Write out all the lines again, precisely as they stand, but without the images.

=== GIVEN DATA ===

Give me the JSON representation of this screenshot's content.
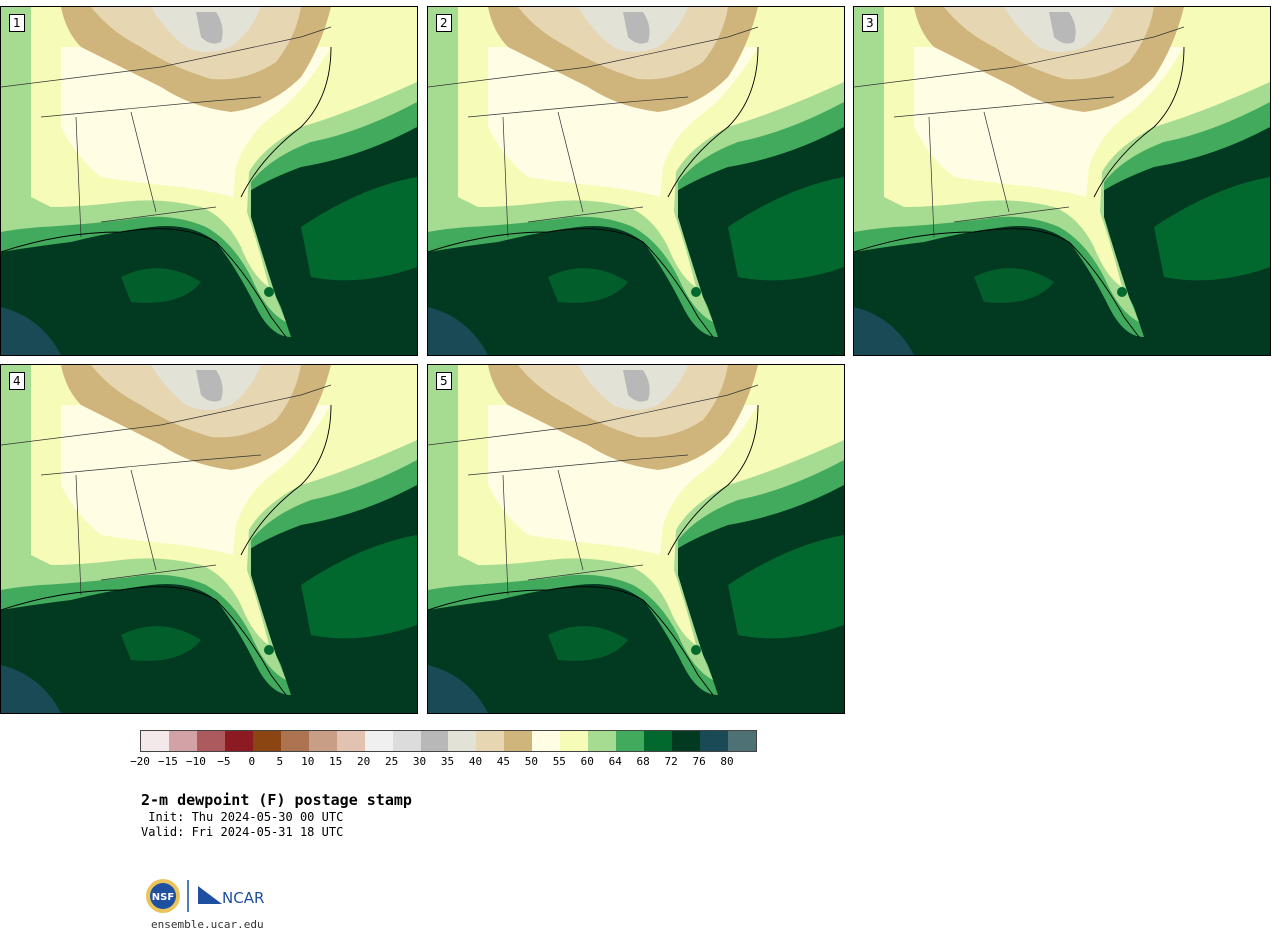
{
  "panels": [
    {
      "label": "1"
    },
    {
      "label": "2"
    },
    {
      "label": "3"
    },
    {
      "label": "4"
    },
    {
      "label": "5"
    }
  ],
  "colorbar": {
    "colors": [
      "#f4e9ea",
      "#d2a2a6",
      "#ad5a5f",
      "#8c1a23",
      "#8b4512",
      "#ad7451",
      "#c99e86",
      "#e2c3b2",
      "#f0f0f0",
      "#dcdcdc",
      "#b8b8b8",
      "#e2e2d6",
      "#e6d6b2",
      "#cfb57b",
      "#fffde4",
      "#f7fbb8",
      "#a6dc92",
      "#42aa5c",
      "#02692e",
      "#023a21",
      "#194a55",
      "#4d7175"
    ],
    "tick_labels": [
      "−20",
      "−15",
      "−10",
      "−5",
      "0",
      "5",
      "10",
      "15",
      "20",
      "25",
      "30",
      "35",
      "40",
      "45",
      "50",
      "55",
      "60",
      "64",
      "68",
      "72",
      "76",
      "80"
    ]
  },
  "title": "2-m dewpoint (F) postage stamp",
  "init_line": " Init: Thu 2024-05-30 00 UTC",
  "valid_line": "Valid: Fri 2024-05-31 18 UTC",
  "logo": {
    "nsf_text": "NSF",
    "ncar_text": "NCAR"
  },
  "site": "ensemble.ucar.edu"
}
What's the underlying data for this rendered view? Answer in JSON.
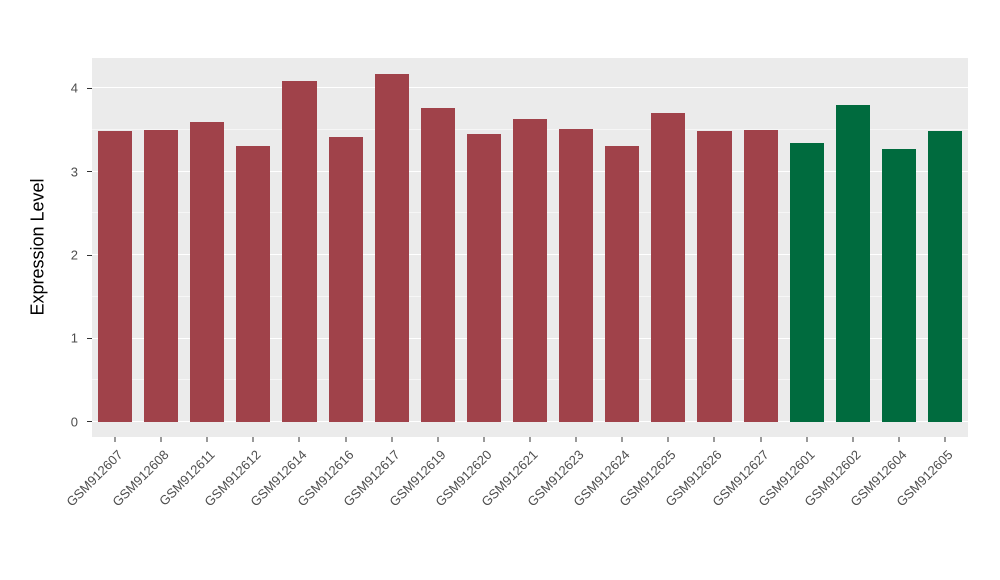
{
  "chart_data": {
    "type": "bar",
    "title": "",
    "xlabel": "",
    "ylabel": "Expression Level",
    "ylim": [
      0,
      4.36
    ],
    "ydisplay": [
      -0.18,
      4.36
    ],
    "yticks": [
      0,
      1,
      2,
      3,
      4
    ],
    "grid": "white major and minor horizontal gridlines on gray panel",
    "legend": "none",
    "panel_bg": "#EBEBEB",
    "categories": [
      "GSM912607",
      "GSM912608",
      "GSM912611",
      "GSM912612",
      "GSM912614",
      "GSM912616",
      "GSM912617",
      "GSM912619",
      "GSM912620",
      "GSM912621",
      "GSM912623",
      "GSM912624",
      "GSM912625",
      "GSM912626",
      "GSM912627",
      "GSM912601",
      "GSM912602",
      "GSM912604",
      "GSM912605"
    ],
    "values": [
      3.49,
      3.5,
      3.59,
      3.31,
      4.08,
      3.41,
      4.17,
      3.76,
      3.45,
      3.63,
      3.51,
      3.31,
      3.7,
      3.49,
      3.5,
      3.34,
      3.8,
      3.27,
      3.49
    ],
    "groups": [
      "group1",
      "group1",
      "group1",
      "group1",
      "group1",
      "group1",
      "group1",
      "group1",
      "group1",
      "group1",
      "group1",
      "group1",
      "group1",
      "group1",
      "group1",
      "group2",
      "group2",
      "group2",
      "group2"
    ],
    "group_colors": {
      "group1": "#A0424A",
      "group2": "#006B3E"
    }
  }
}
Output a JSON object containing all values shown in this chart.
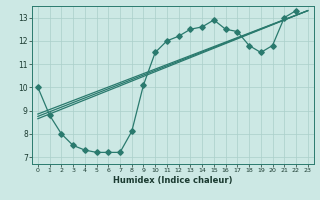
{
  "title": "",
  "xlabel": "Humidex (Indice chaleur)",
  "background_color": "#cce8e4",
  "grid_color": "#aacfca",
  "line_color": "#2a7a6e",
  "xlim": [
    -0.5,
    23.5
  ],
  "ylim": [
    6.7,
    13.5
  ],
  "xticks": [
    0,
    1,
    2,
    3,
    4,
    5,
    6,
    7,
    8,
    9,
    10,
    11,
    12,
    13,
    14,
    15,
    16,
    17,
    18,
    19,
    20,
    21,
    22,
    23
  ],
  "yticks": [
    7,
    8,
    9,
    10,
    11,
    12,
    13
  ],
  "line1_x": [
    0,
    1,
    2,
    3,
    4,
    5,
    6,
    7,
    8,
    9,
    10,
    11,
    12,
    13,
    14,
    15,
    16,
    17,
    18,
    19,
    20,
    21,
    22
  ],
  "line1_y": [
    10.0,
    8.8,
    8.0,
    7.5,
    7.3,
    7.2,
    7.2,
    7.2,
    8.1,
    10.1,
    11.5,
    12.0,
    12.2,
    12.5,
    12.6,
    12.9,
    12.5,
    12.4,
    11.8,
    11.5,
    11.8,
    13.0,
    13.3
  ],
  "line2_x": [
    0,
    23
  ],
  "line2_y": [
    8.85,
    13.3
  ],
  "line3_x": [
    0,
    23
  ],
  "line3_y": [
    8.75,
    13.3
  ],
  "line4_x": [
    0,
    23
  ],
  "line4_y": [
    8.65,
    13.3
  ]
}
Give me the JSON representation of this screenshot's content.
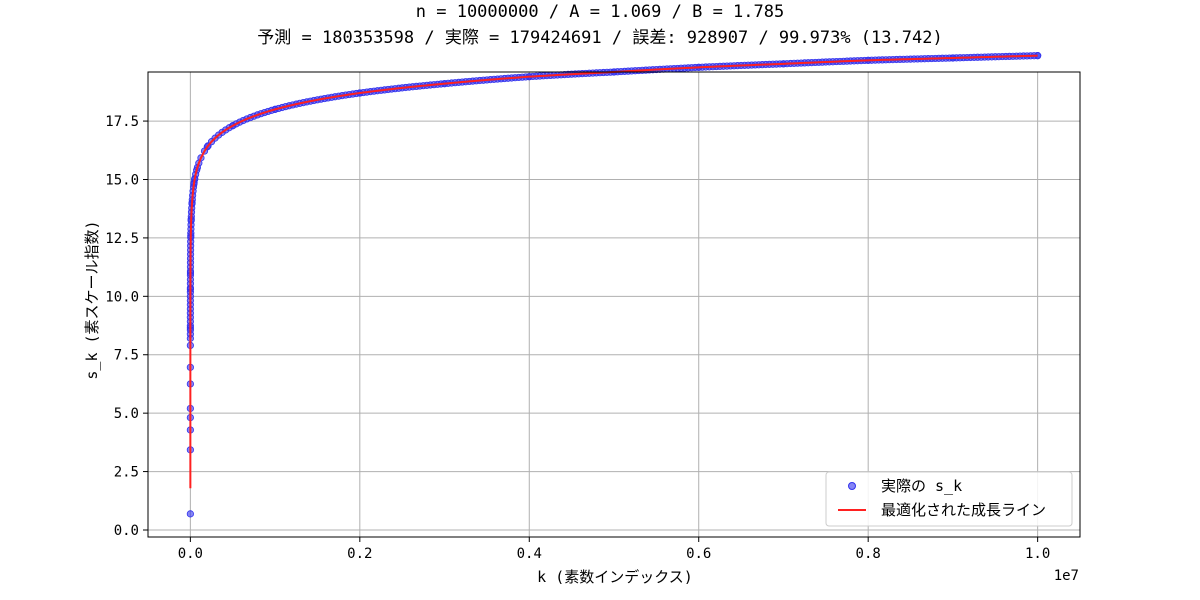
{
  "chart_data": {
    "type": "scatter",
    "title_line1": "n = 10000000 / A = 1.069 / B = 1.785",
    "title_line2": "予測 = 180353598 / 実際 = 179424691 / 誤差: 928907 / 99.973% (13.742)",
    "xlabel": "k (素数インデックス)",
    "ylabel": "s_k (素スケール指数)",
    "x_offset_label": "1e7",
    "xlim": [
      -0.05,
      1.05
    ],
    "ylim": [
      -0.3,
      19.6
    ],
    "x_ticks": [
      0.0,
      0.2,
      0.4,
      0.6,
      0.8,
      1.0
    ],
    "x_tick_labels": [
      "0.0",
      "0.2",
      "0.4",
      "0.6",
      "0.8",
      "1.0"
    ],
    "y_ticks": [
      0.0,
      2.5,
      5.0,
      7.5,
      10.0,
      12.5,
      15.0,
      17.5
    ],
    "y_tick_labels": [
      "0.0",
      "2.5",
      "5.0",
      "7.5",
      "10.0",
      "12.5",
      "15.0",
      "17.5"
    ],
    "grid": true,
    "legend_position": "lower-right",
    "params": {
      "A": 1.069,
      "B": 1.785
    },
    "series": [
      {
        "name": "実際の s_k",
        "kind": "scatter",
        "color": "#3333ee",
        "x": [
          1e-07,
          2e-07,
          3e-07,
          4e-07,
          5e-07,
          1e-06,
          2e-06,
          5e-06,
          1e-05,
          5e-05,
          0.0001,
          0.0005,
          0.001,
          0.002,
          0.005,
          0.01,
          0.02,
          0.05,
          0.1,
          0.2,
          0.3,
          0.4,
          0.5,
          0.6,
          0.7,
          0.8,
          0.9,
          1.0
        ],
        "y": [
          0.69,
          3.43,
          4.28,
          4.81,
          5.2,
          6.25,
          6.96,
          7.9,
          8.65,
          10.3,
          11.0,
          12.6,
          13.3,
          14.0,
          15.0,
          15.7,
          16.4,
          17.3,
          18.0,
          18.7,
          19.1,
          19.4,
          19.6,
          19.8,
          19.95,
          20.1,
          20.2,
          20.3
        ]
      },
      {
        "name": "最適化された成長ライン",
        "kind": "line",
        "color": "#ff2020"
      }
    ]
  }
}
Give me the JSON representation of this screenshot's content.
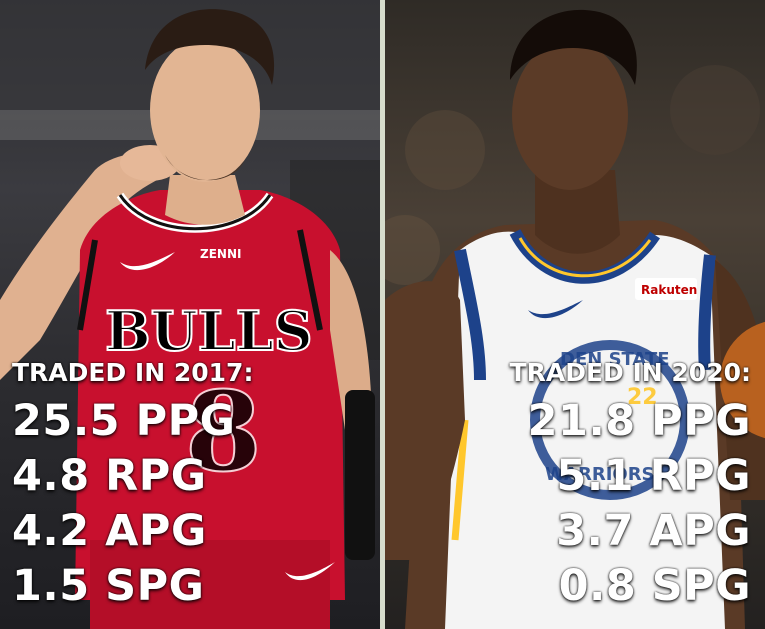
{
  "left_player": {
    "header": "TRADED IN 2017:",
    "stats": [
      "25.5 PPG",
      "4.8 RPG",
      "4.2 APG",
      "1.5 SPG"
    ],
    "jersey_text": "BULLS",
    "jersey_sponsor": "ZENNI",
    "jersey_color": "#c8102e"
  },
  "right_player": {
    "header": "TRADED IN 2020:",
    "stats": [
      "21.8 PPG",
      "5.1 RPG",
      "3.7 APG",
      "0.8 SPG"
    ],
    "jersey_sponsor": "Rakuten",
    "jersey_color": "#f4f4f4",
    "trim_color": "#1d428a"
  },
  "divider_color": "#d6dccc"
}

===

> **EXPECTED OUTPUT**
Give me the JSON representation of this screenshot's content.
{
  "panels": [
    {
      "label": "1"
    },
    {
      "label": "2"
    },
    {
      "label": "3"
    },
    {
      "label": "4"
    },
    {
      "label": "5"
    }
  ],
  "colorbar": {
    "colors": [
      "#f4e9ea",
      "#d2a2a6",
      "#ad5a5f",
      "#8c1a23",
      "#8b4512",
      "#ad7451",
      "#c99e86",
      "#e2c3b2",
      "#f0f0f0",
      "#dcdcdc",
      "#b8b8b8",
      "#e2e2d6",
      "#e6d6b2",
      "#cfb57b",
      "#fffde4",
      "#f7fbb8",
      "#a6dc92",
      "#42aa5c",
      "#02692e",
      "#023a21",
      "#194a55",
      "#4d7175"
    ],
    "tick_labels": [
      "−20",
      "−15",
      "−10",
      "−5",
      "0",
      "5",
      "10",
      "15",
      "20",
      "25",
      "30",
      "35",
      "40",
      "45",
      "50",
      "55",
      "60",
      "64",
      "68",
      "72",
      "76",
      "80"
    ]
  },
  "title": "2-m dewpoint (F) postage stamp",
  "init_line": " Init: Thu 2024-05-30 00 UTC",
  "valid_line": "Valid: Fri 2024-05-31 18 UTC",
  "logo": {
    "nsf_text": "NSF",
    "ncar_text": "NCAR"
  },
  "site": "ensemble.ucar.edu"
}
What's the underlying data for this rendered view? Answer in JSON.
{
  "chart_data": {
    "type": "bar",
    "title": "",
    "xlabel": "",
    "ylabel": "Expression Level",
    "ylim": [
      0,
      4.36
    ],
    "ydisplay": [
      -0.18,
      4.36
    ],
    "yticks": [
      0,
      1,
      2,
      3,
      4
    ],
    "grid": "white major and minor horizontal gridlines on gray panel",
    "legend": "none",
    "panel_bg": "#EBEBEB",
    "categories": [
      "GSM912607",
      "GSM912608",
      "GSM912611",
      "GSM912612",
      "GSM912614",
      "GSM912616",
      "GSM912617",
      "GSM912619",
      "GSM912620",
      "GSM912621",
      "GSM912623",
      "GSM912624",
      "GSM912625",
      "GSM912626",
      "GSM912627",
      "GSM912601",
      "GSM912602",
      "GSM912604",
      "GSM912605"
    ],
    "values": [
      3.49,
      3.5,
      3.59,
      3.31,
      4.08,
      3.41,
      4.17,
      3.76,
      3.45,
      3.63,
      3.51,
      3.31,
      3.7,
      3.49,
      3.5,
      3.34,
      3.8,
      3.27,
      3.49
    ],
    "groups": [
      "group1",
      "group1",
      "group1",
      "group1",
      "group1",
      "group1",
      "group1",
      "group1",
      "group1",
      "group1",
      "group1",
      "group1",
      "group1",
      "group1",
      "group1",
      "group2",
      "group2",
      "group2",
      "group2"
    ],
    "group_colors": {
      "group1": "#A0424A",
      "group2": "#006B3E"
    }
  }
}
Output a JSON object containing all values shown in this chart.
{
  "title": "",
  "xlabel": "Humidex (Indice chaleur)",
  "background_color": "#cce8e4",
  "grid_color": "#aacfca",
  "line_color": "#2a7a6e",
  "xlim": [
    -0.5,
    23.5
  ],
  "ylim": [
    6.7,
    13.5
  ],
  "xticks": [
    0,
    1,
    2,
    3,
    4,
    5,
    6,
    7,
    8,
    9,
    10,
    11,
    12,
    13,
    14,
    15,
    16,
    17,
    18,
    19,
    20,
    21,
    22,
    23
  ],
  "yticks": [
    7,
    8,
    9,
    10,
    11,
    12,
    13
  ],
  "line1_x": [
    0,
    1,
    2,
    3,
    4,
    5,
    6,
    7,
    8,
    9,
    10,
    11,
    12,
    13,
    14,
    15,
    16,
    17,
    18,
    19,
    20,
    21,
    22
  ],
  "line1_y": [
    10.0,
    8.8,
    8.0,
    7.5,
    7.3,
    7.2,
    7.2,
    7.2,
    8.1,
    10.1,
    11.5,
    12.0,
    12.2,
    12.5,
    12.6,
    12.9,
    12.5,
    12.4,
    11.8,
    11.5,
    11.8,
    13.0,
    13.3
  ],
  "line2_x": [
    0,
    23
  ],
  "line2_y": [
    8.85,
    13.3
  ],
  "line3_x": [
    0,
    23
  ],
  "line3_y": [
    8.75,
    13.3
  ],
  "line4_x": [
    0,
    23
  ],
  "line4_y": [
    8.65,
    13.3
  ]
}
Give me the JSON representation of this screenshot's content.
{
  "chart_data": {
    "type": "scatter",
    "title_line1": "n = 10000000 / A = 1.069 / B = 1.785",
    "title_line2": "予測 = 180353598 / 実際 = 179424691 / 誤差: 928907 / 99.973% (13.742)",
    "xlabel": "k (素数インデックス)",
    "ylabel": "s_k (素スケール指数)",
    "x_offset_label": "1e7",
    "xlim": [
      -0.05,
      1.05
    ],
    "ylim": [
      -0.3,
      19.6
    ],
    "x_ticks": [
      0.0,
      0.2,
      0.4,
      0.6,
      0.8,
      1.0
    ],
    "x_tick_labels": [
      "0.0",
      "0.2",
      "0.4",
      "0.6",
      "0.8",
      "1.0"
    ],
    "y_ticks": [
      0.0,
      2.5,
      5.0,
      7.5,
      10.0,
      12.5,
      15.0,
      17.5
    ],
    "y_tick_labels": [
      "0.0",
      "2.5",
      "5.0",
      "7.5",
      "10.0",
      "12.5",
      "15.0",
      "17.5"
    ],
    "grid": true,
    "legend_position": "lower-right",
    "params": {
      "A": 1.069,
      "B": 1.785
    },
    "series": [
      {
        "name": "実際の s_k",
        "kind": "scatter",
        "color": "#3333ee",
        "x": [
          1e-07,
          2e-07,
          3e-07,
          4e-07,
          5e-07,
          1e-06,
          2e-06,
          5e-06,
          1e-05,
          5e-05,
          0.0001,
          0.0005,
          0.001,
          0.002,
          0.005,
          0.01,
          0.02,
          0.05,
          0.1,
          0.2,
          0.3,
          0.4,
          0.5,
          0.6,
          0.7,
          0.8,
          0.9,
          1.0
        ],
        "y": [
          0.69,
          3.43,
          4.28,
          4.81,
          5.2,
          6.25,
          6.96,
          7.9,
          8.65,
          10.3,
          11.0,
          12.6,
          13.3,
          14.0,
          15.0,
          15.7,
          16.4,
          17.3,
          18.0,
          18.7,
          19.1,
          19.4,
          19.6,
          19.8,
          19.95,
          20.1,
          20.2,
          20.3
        ]
      },
      {
        "name": "最適化された成長ライン",
        "kind": "line",
        "color": "#ff2020"
      }
    ]
  }
}
Give me the JSON representation of this screenshot's content.
{
  "left_player": {
    "header": "TRADED IN 2017:",
    "stats": [
      "25.5 PPG",
      "4.8 RPG",
      "4.2 APG",
      "1.5 SPG"
    ],
    "jersey_text": "BULLS",
    "jersey_sponsor": "ZENNI",
    "jersey_color": "#c8102e"
  },
  "right_player": {
    "header": "TRADED IN 2020:",
    "stats": [
      "21.8 PPG",
      "5.1 RPG",
      "3.7 APG",
      "0.8 SPG"
    ],
    "jersey_sponsor": "Rakuten",
    "jersey_color": "#f4f4f4",
    "trim_color": "#1d428a"
  },
  "divider_color": "#d6dccc"
}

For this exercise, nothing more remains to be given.